Instructions for the task:
Identify all lines in the data containing the string "باتون". Copy them out.

[Start]

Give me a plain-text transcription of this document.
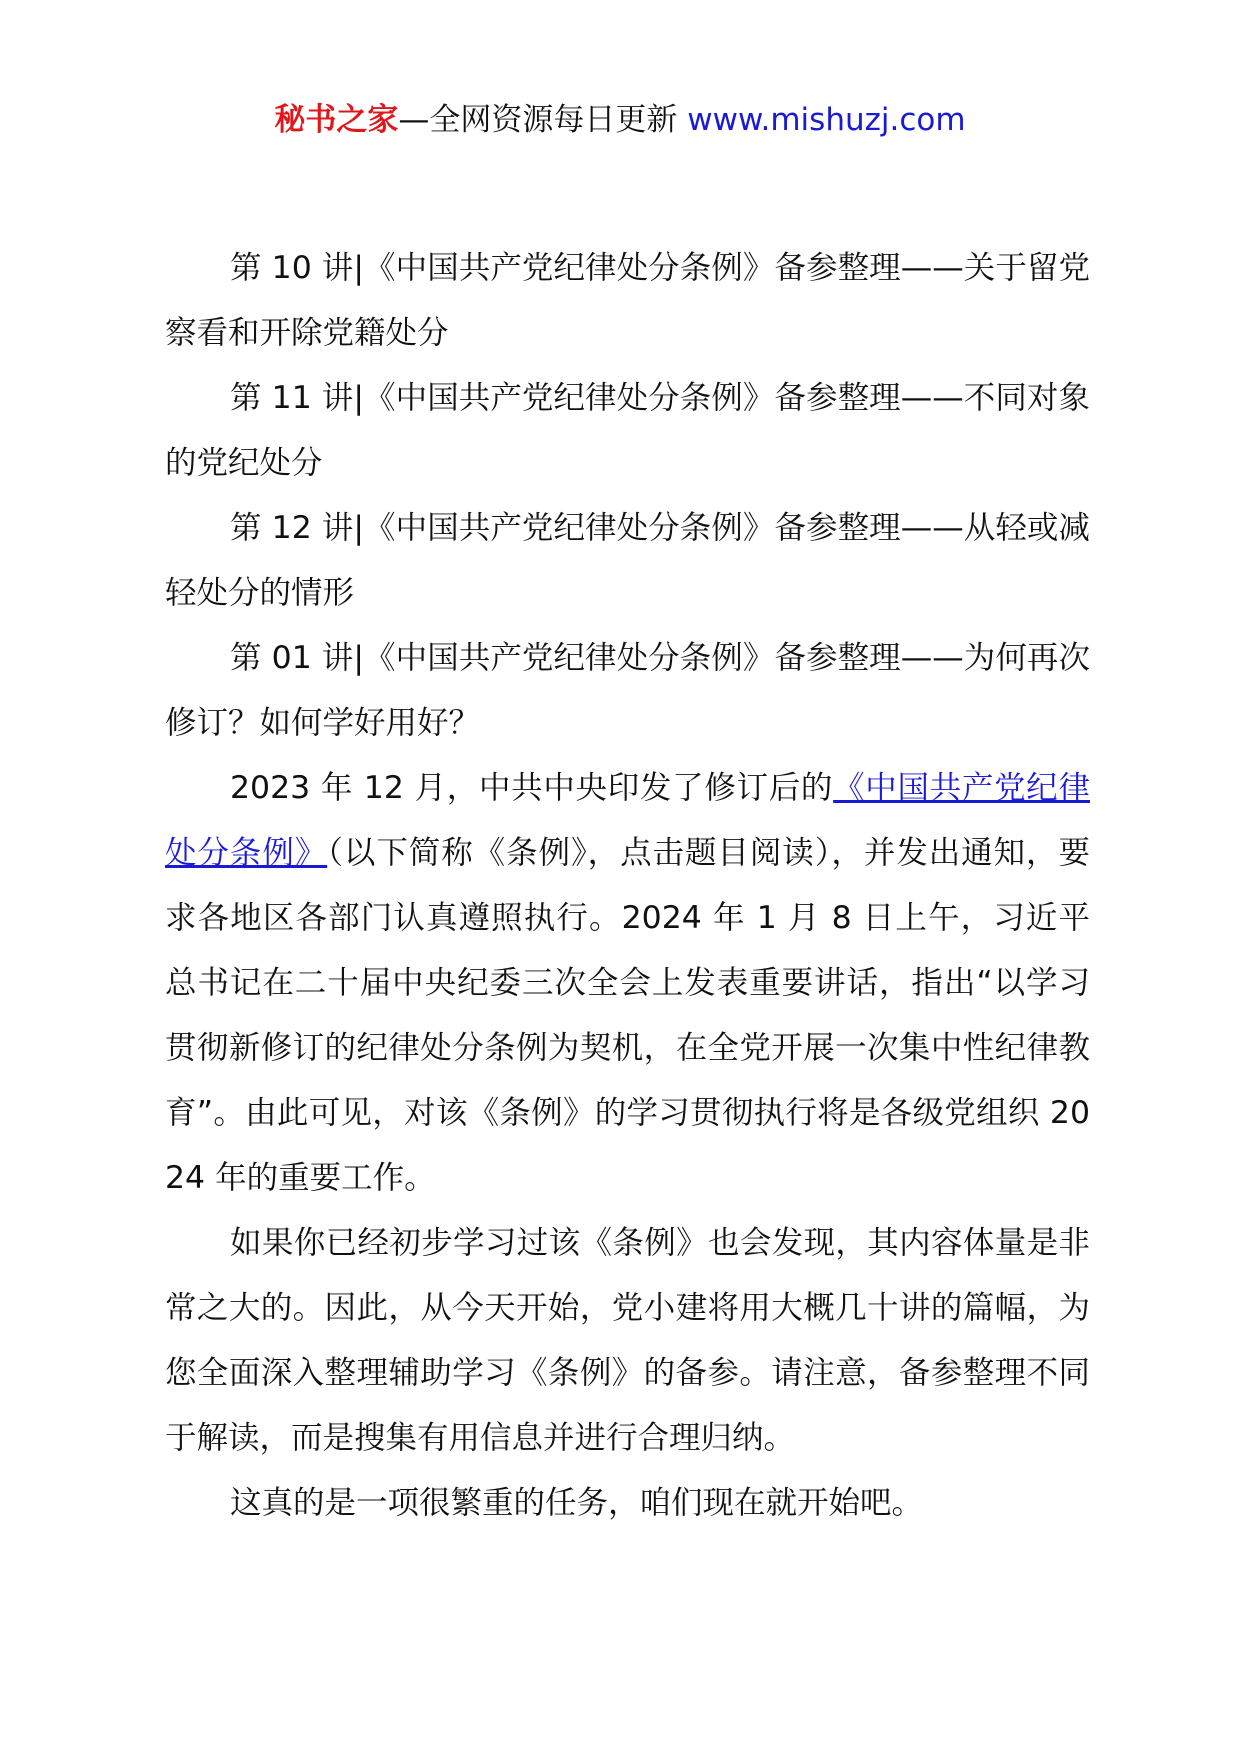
秘书之家—全网资源每日更新 www.mishuzj.com

第 10 讲|《中国共产党纪律处分条例》备参整理——关于留党察看和开除党籍处分

第 11 讲|《中国共产党纪律处分条例》备参整理——不同对象的党纪处分

第 12 讲|《中国共产党纪律处分条例》备参整理——从轻或减轻处分的情形

第 01 讲|《中国共产党纪律处分条例》备参整理——为何再次修订？如何学好用好？

2023 年 12 月，中共中央印发了修订后的《中国共产党纪律处分条例》（以下简称《条例》，点击题目阅读），并发出通知，要求各地区各部门认真遵照执行。2024 年 1 月 8 日上午，习近平总书记在二十届中央纪委三次全会上发表重要讲话，指出“以学习贯彻新修订的纪律处分条例为契机，在全党开展一次集中性纪律教育”。由此可见，对该《条例》的学习贯彻执行将是各级党组织 2024 年的重要工作。

如果你已经初步学习过该《条例》也会发现，其内容体量是非常之大的。因此，从今天开始，党小建将用大概几十讲的篇幅，为您全面深入整理辅助学习《条例》的备参。请注意，备参整理不同于解读，而是搜集有用信息并进行合理归纳。

这真的是一项很繁重的任务，咱们现在就开始吧。
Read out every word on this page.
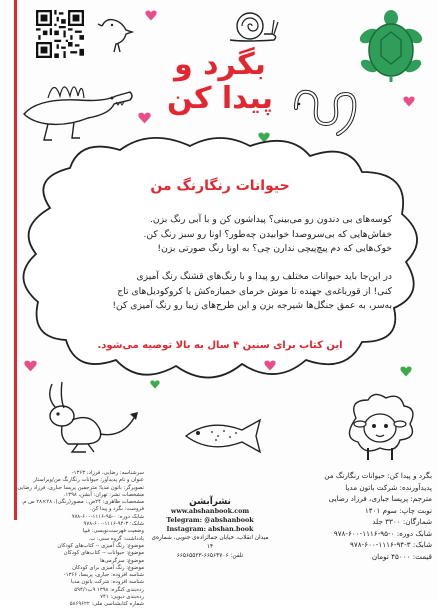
بگرد و
پیدا کن
حیوانات رنگارنگ من
کوسه‌های بی دندون رو می‌بینی؟ پیداشون کن و با آبی رنگ بزن.
خفاش‌هایی که بی‌سروصدا خوابیدن چه‌طور؟ اونا رو سبز رنگ کن.
خوک‌هایی که دم پیچ‌پیچی ندارن چی؟ به اونا رنگ صورتی بزن!
در این‌جا باید حیوانات مختلف رو پیدا و با رنگ‌های قشنگ رنگ آمیزی
کنی! از قورباغه‌ی جهنده تا موش خرمای خمیازه‌کش یا کروکودیل‌های تاج
به‌سر، به عمق جنگل‌ها شیرجه بزن و این طرح‌های زیبا رو رنگ آمیزی کن!
این کتاب برای سنین ۴ سال به بالا توصیه می‌شود.
بگرد و پیدا کن: حیوانات رنگارنگ من
پدیدآورنده: شرکت باتون مدیا
مترجم: پریسا جباری، فرزاد رضایی
نوبت چاپ: سوم ۱۴۰۱
شمارگان: ۳۳۰۰ جلد
شابک دوره: ۰-۹۵-۱۱۱۶-۶۰۰-۹۷۸
شابک: ۳-۹۴-۱۱۱۶-۶۰۰-۹۷۸
قیمت: ۴۵۰۰۰ تومان
نشرآبشن
www.abshanbook.com
Telegram: @abshanbook
Instagram: abshan.book
میدان انقلاب، خیابان جمالزاده‌ی جنوبی، شماره‌ی ۱۴
تلفن: ۶۶۵۶۴۷۰۶-۶۶۵۶۵۵۲۳
سرشناسه: رضایی، فرزاد، ۱۳۶۳-
عنوان و نام پدیدآور: حیوانات رنگارنگ من/ویراستار
تصویرگر: باتون مدیا؛ مترجمین پریسا جباری، فرزاد رضایی
مشخصات نشر: تهران: آبشن، ۱۳۹۸.
مشخصات ظاهری: ۲۴ص.: مصور(رنگی)، ۲۸×۲۸ س م.
فروست: بگرد و پیدا کن.
شابک دوره: ۰-۹۵-۱۱۱۶-۶۰۰-۹۷۸
شابک: ۳-۹۴-۱۱۱۶-۶۰۰-۹۷۸
وضعیت فهرست‌نویسی: فیپا
یادداشت: گروه سنی: ب.
موضوع: رنگ آمیزی -- کتاب‌های کودکان
موضوع: حیوانات -- کتاب‌های کودکان
موضوع: سرگرمی‌ها
موضوع: رنگ آمیزی برای کودکان
شناسه افزوده: جباری، پریسا، ۱۳۶۶-
شناسه افزوده: شرکت باتون مدیا
رده‌بندی کنگره: ۱۳۹۸ ۹ب۵۹۴/۱
رده‌بندی دیویی: ۷۴۱
شماره کتابشناسی ملی: ۵۸۶۹۶۲۲
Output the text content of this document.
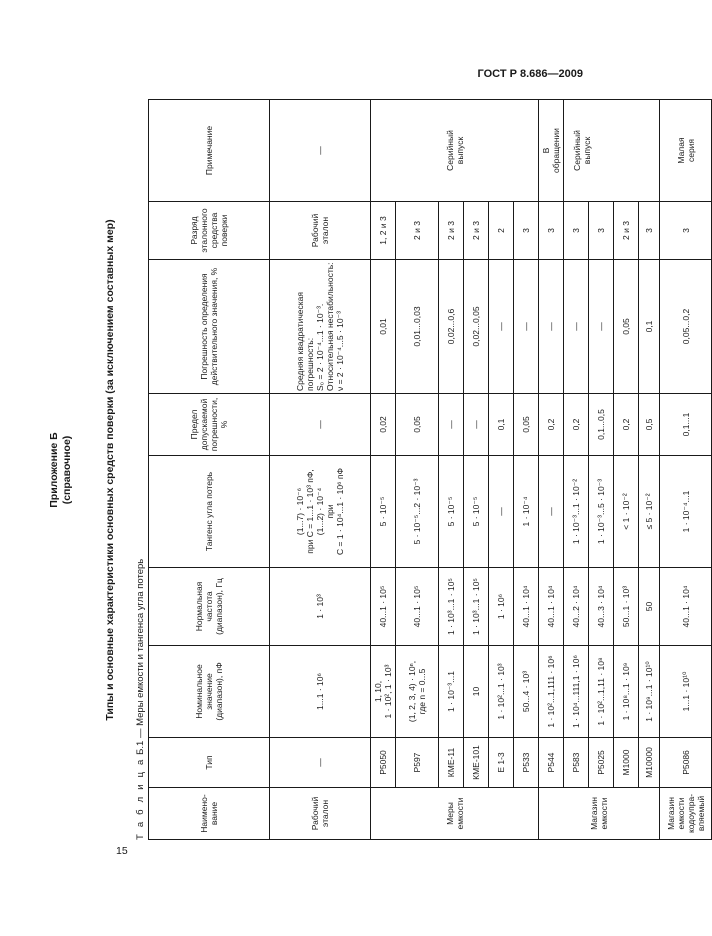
ГОСТ Р 8.686—2009
Приложение Б (справочное)	Типы и основные характеристики основных средств поверки (за исключением составных мер)
Т а б л и ц а Б.1 — Меры емкости и тангенса угла потерь
Наимено-
вание	Тип	Номинальное
значение
(диапазон), пФ	Нормальная
частота
(диапазон), Гц	Тангенс угла потерь	Предел
допускаемой
погрешности,
%	Погрешность определения
действительного значения, %	Разряд
эталонного
средства
поверки	Примечание
Рабочий
эталон	—	1...1 · 10⁶	1 · 10³	(1...7) · 10⁻⁶
при С = 1...1 · 10³ пФ,
(1...2) · 10⁻⁴
при
С = 1 · 10⁴...1 · 10⁶ пФ	—	Средняя квадратическая
погрешность:
S₀ = 2 · 10⁻⁴...1 · 10⁻³.
Относительная нестабильность:
ν = 2 · 10⁻⁴...5 · 10⁻³	Рабочий
эталон	—
Меры
емкости	Р5050	1, 10,
1 · 10², 1 · 10³	40...1 · 10⁵	5 · 10⁻⁵	0,02	0,01	1, 2 и 3	Серийный
выпуск
	Р597	(1, 2, 3, 4) · 10ⁿ,
где n = 0...5	40...1 · 10⁵	5 · 10⁻⁵...2 · 10⁻³	0,05	0,01...0,03	2 и 3	
	КМЕ-11	1 · 10⁻³...1	1 · 10³...1 · 10⁵	5 · 10⁻⁵	—	0,02...0,6	2 и 3	
	КМЕ-101	10	1 · 10³...1 · 10⁵	5 · 10⁻⁵	—	0,02...0,05	2 и 3	
	Е 1-3	1 · 10²...1 · 10³	1 · 10⁶	—	0,1	—	2	
	Р533	50...4 · 10³	40...1 · 10⁴	1 · 10⁻⁴	0,05	—	3	
Магазин
емкости	Р544	1 · 10²...1,111 · 10⁶	40...1 · 10⁴	—	0,2	—	3	В
обращении
	Р583	1 · 10⁴...111,1 · 10⁶	40...2 · 10⁴	1 · 10⁻³...1 · 10⁻²	0,2	—	3	Серийный
выпуск
	Р5025	1 · 10²...1,11 · 10⁸	40...3 · 10⁴	1 · 10⁻³...5 · 10⁻³	0,1...0,5	—	3	
	М1000	1 · 10⁸...1 · 10⁹	50...1 · 10³	< 1 · 10⁻²	0,2	0,05	2 и 3	
	М10000	1 · 10⁹...1 · 10¹⁰	50	≤ 5 · 10⁻²	0,5	0,1	3	
Магазин
емкости
кодоупра-
вляемый	Р5086	1...1 · 10¹⁰	40...1 · 10⁴	1 · 10⁻⁴...1	0,1...1	0,05...0,2	3	Малая
серия
15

[End]

The response:
پدیدآورنده: شرکت باتون مدیا
تصویرگر: باتون مدیا؛ مترجمین پریسا جباری، فرزاد رضایی
شناسه افزوده: شرکت باتون مدیا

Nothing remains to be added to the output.